MATERIAL DE TRABAJO
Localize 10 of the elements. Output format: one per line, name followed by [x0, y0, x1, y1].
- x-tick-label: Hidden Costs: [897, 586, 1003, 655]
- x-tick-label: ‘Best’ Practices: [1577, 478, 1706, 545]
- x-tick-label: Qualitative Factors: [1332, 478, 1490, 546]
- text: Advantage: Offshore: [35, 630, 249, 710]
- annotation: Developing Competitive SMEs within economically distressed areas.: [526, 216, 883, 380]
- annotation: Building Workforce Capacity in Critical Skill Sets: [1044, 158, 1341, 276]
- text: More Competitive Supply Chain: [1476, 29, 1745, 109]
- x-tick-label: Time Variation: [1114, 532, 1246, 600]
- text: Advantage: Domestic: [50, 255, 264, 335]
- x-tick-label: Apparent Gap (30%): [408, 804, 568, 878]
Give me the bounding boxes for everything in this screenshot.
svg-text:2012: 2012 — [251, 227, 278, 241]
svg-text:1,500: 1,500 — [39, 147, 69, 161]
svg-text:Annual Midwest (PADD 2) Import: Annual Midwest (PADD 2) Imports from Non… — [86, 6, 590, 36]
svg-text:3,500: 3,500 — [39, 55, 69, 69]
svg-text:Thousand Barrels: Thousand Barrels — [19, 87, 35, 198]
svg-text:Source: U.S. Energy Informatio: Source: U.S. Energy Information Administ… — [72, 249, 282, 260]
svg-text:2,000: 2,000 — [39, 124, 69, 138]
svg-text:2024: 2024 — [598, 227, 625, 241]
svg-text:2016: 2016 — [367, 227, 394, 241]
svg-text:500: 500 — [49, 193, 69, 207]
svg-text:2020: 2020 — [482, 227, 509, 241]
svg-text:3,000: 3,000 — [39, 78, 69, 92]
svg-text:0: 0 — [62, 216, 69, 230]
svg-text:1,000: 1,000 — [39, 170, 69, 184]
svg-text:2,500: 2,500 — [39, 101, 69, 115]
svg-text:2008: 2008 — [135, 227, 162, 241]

OBJETIVO DEL EJERCICIO
Por favor, vuelve a escribir sin cambios el tramo de los ítems que va desde el comienzo hasta la línea que contiene "svg-text:2,500: 2,500 — [39, 101, 69, 115]", incluidos ambos extremos.

RESPUESTA DE LA TAREA
Localize 10 of the elements. Output format: one per line, name followed by [x0, y0, x1, y1].
- x-tick-label: Hidden Costs: [897, 586, 1003, 655]
- x-tick-label: ‘Best’ Practices: [1577, 478, 1706, 545]
- x-tick-label: Qualitative Factors: [1332, 478, 1490, 546]
- text: Advantage: Offshore: [35, 630, 249, 710]
- annotation: Developing Competitive SMEs within economically distressed areas.: [526, 216, 883, 380]
- annotation: Building Workforce Capacity in Critical Skill Sets: [1044, 158, 1341, 276]
- text: More Competitive Supply Chain: [1476, 29, 1745, 109]
- x-tick-label: Time Variation: [1114, 532, 1246, 600]
- text: Advantage: Domestic: [50, 255, 264, 335]
- x-tick-label: Apparent Gap (30%): [408, 804, 568, 878]
Give me the bounding boxes for everything in this screenshot.
svg-text:2012: 2012 — [251, 227, 278, 241]
svg-text:1,500: 1,500 — [39, 147, 69, 161]
svg-text:Annual Midwest (PADD 2) Import: Annual Midwest (PADD 2) Imports from Non… — [86, 6, 590, 36]
svg-text:3,500: 3,500 — [39, 55, 69, 69]
svg-text:Thousand Barrels: Thousand Barrels — [19, 87, 35, 198]
svg-text:Source: U.S. Energy Informatio: Source: U.S. Energy Information Administ… — [72, 249, 282, 260]
svg-text:2,000: 2,000 — [39, 124, 69, 138]
svg-text:2024: 2024 — [598, 227, 625, 241]
svg-text:2016: 2016 — [367, 227, 394, 241]
svg-text:500: 500 — [49, 193, 69, 207]
svg-text:2020: 2020 — [482, 227, 509, 241]
svg-text:3,000: 3,000 — [39, 78, 69, 92]
svg-text:0: 0 — [62, 216, 69, 230]
svg-text:1,000: 1,000 — [39, 170, 69, 184]
svg-text:2,500: 2,500 — [39, 101, 69, 115]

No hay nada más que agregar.